## EXERCISE DIRECTIONS
Quote the entries below word for word, from the line with "Localize each UI" up to and including the line with "how-published-link[interactable]: How is". Leave the pictures out of your answer.

## DATA EXCERPTS

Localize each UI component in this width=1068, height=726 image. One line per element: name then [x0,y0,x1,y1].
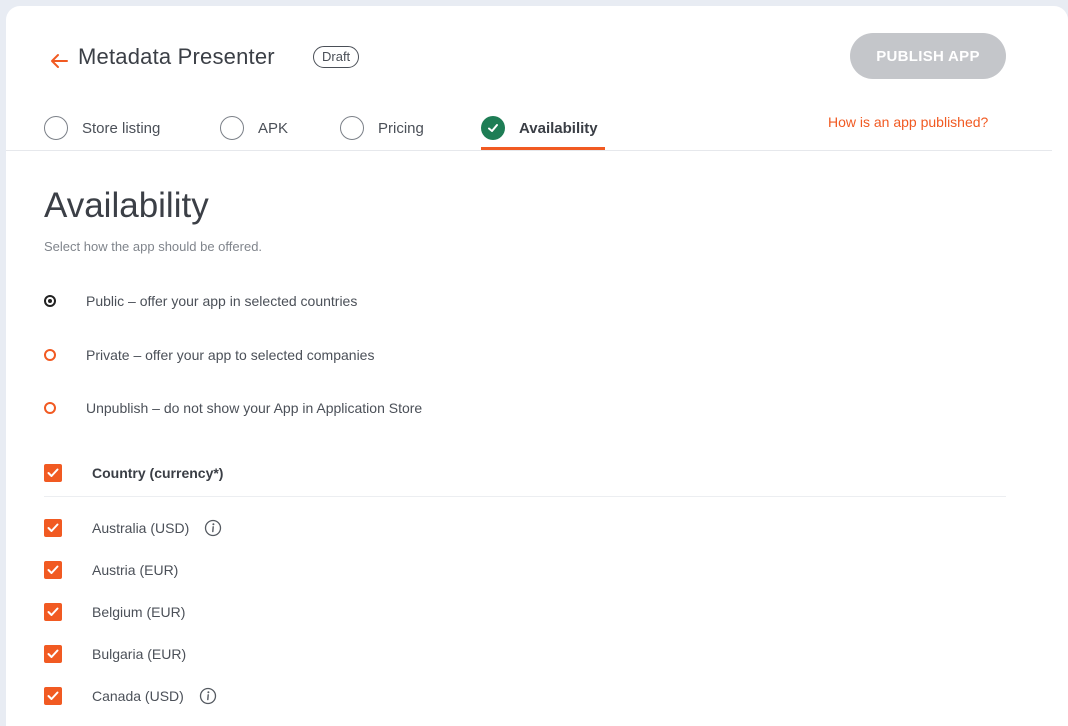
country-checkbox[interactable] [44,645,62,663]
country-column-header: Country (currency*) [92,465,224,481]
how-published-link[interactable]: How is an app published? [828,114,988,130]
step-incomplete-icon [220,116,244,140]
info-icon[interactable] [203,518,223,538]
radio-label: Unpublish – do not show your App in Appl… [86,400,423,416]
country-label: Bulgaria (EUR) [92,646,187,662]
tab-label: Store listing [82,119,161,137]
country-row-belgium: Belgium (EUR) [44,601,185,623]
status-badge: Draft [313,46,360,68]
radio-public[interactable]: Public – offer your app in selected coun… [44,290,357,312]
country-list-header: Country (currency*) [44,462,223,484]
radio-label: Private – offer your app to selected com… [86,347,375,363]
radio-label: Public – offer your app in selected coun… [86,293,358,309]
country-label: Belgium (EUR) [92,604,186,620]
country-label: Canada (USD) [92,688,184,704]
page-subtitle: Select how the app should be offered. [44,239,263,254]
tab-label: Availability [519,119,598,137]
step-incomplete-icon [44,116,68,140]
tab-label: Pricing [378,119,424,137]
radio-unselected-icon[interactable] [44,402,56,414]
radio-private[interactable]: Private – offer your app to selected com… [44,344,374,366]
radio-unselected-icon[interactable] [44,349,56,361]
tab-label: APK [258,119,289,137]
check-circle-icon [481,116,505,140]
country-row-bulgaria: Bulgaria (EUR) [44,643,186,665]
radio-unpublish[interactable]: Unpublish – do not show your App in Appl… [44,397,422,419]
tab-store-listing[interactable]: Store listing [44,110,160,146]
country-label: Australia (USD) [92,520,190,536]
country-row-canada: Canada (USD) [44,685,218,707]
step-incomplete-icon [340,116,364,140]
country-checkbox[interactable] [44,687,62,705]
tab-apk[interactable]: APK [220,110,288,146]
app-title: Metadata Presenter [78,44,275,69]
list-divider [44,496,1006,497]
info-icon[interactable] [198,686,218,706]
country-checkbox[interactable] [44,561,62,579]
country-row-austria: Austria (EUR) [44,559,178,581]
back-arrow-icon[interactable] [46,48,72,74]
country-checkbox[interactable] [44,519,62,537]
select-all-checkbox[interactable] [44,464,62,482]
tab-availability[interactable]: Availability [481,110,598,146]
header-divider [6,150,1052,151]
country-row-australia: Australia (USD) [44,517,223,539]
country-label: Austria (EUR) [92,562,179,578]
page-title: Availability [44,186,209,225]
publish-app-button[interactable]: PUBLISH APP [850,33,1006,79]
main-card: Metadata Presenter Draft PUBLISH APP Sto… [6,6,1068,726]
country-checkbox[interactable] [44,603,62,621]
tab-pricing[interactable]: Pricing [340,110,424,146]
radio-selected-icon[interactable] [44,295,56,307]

---

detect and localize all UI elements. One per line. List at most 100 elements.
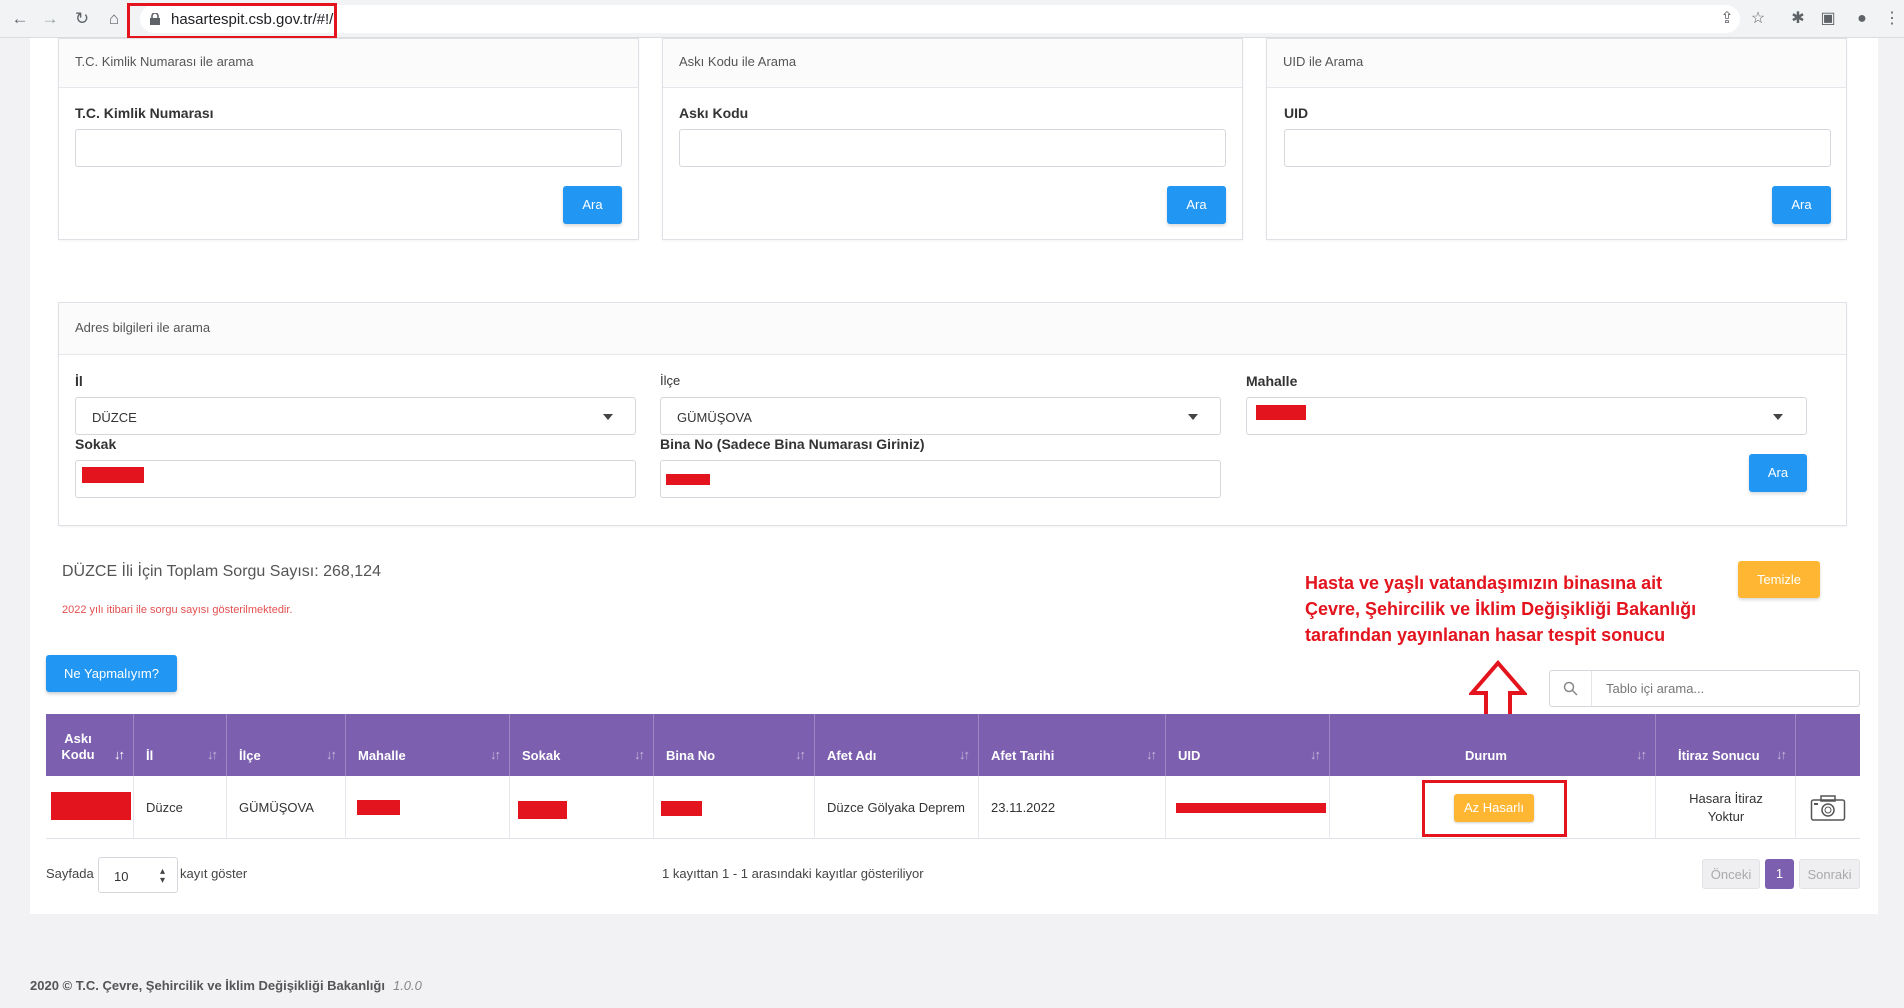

--

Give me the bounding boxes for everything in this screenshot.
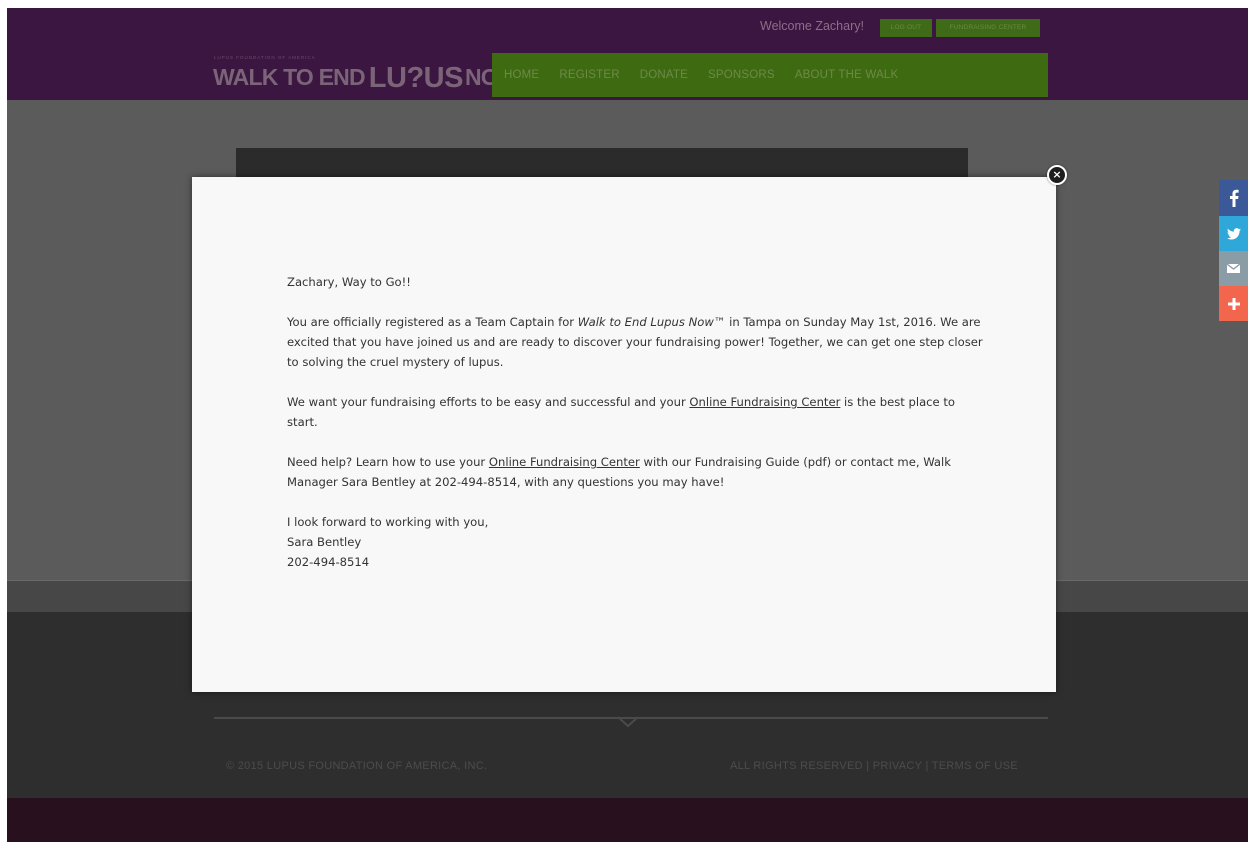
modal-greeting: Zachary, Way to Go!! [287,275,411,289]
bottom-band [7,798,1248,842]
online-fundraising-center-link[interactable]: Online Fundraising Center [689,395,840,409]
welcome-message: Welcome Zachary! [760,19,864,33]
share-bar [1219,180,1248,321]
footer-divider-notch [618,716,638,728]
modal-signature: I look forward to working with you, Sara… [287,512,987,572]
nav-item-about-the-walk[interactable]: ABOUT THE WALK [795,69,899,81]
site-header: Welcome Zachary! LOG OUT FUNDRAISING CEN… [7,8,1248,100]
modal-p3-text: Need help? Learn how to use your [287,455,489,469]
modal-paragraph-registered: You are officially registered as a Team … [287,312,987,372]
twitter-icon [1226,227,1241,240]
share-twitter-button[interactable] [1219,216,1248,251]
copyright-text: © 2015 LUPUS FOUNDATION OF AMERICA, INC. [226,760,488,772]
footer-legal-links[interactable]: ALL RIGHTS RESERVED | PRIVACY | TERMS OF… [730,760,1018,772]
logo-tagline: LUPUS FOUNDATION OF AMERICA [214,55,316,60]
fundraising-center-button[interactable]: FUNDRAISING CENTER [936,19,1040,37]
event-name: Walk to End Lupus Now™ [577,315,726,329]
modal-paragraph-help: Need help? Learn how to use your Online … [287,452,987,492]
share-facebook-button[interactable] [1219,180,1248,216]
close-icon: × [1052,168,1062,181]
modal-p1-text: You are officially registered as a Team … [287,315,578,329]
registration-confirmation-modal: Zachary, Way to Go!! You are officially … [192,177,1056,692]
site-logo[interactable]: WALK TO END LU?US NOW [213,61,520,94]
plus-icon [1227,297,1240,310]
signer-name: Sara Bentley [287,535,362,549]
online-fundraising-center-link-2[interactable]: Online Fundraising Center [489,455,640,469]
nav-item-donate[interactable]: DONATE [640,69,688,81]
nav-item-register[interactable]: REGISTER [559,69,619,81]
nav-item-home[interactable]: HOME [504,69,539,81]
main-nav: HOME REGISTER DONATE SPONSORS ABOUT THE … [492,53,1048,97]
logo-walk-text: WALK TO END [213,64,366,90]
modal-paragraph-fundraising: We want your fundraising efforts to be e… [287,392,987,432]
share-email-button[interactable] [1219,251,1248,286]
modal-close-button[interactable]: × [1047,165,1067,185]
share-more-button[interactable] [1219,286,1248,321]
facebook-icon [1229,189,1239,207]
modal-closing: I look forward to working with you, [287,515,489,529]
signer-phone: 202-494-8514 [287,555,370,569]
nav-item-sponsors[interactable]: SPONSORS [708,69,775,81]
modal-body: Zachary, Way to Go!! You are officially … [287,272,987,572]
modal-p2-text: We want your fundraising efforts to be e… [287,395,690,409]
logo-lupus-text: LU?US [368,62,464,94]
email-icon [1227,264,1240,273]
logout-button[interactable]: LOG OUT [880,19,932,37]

## CORRECT OUTPUT
Localize each UI component in this width=1068, height=726 image. One line per element: name then [x0,y0,x1,y1].
country-checkbox[interactable] [44,645,62,663]
country-column-header: Country (currency*) [92,465,224,481]
how-published-link[interactable]: How is an app published? [828,114,988,130]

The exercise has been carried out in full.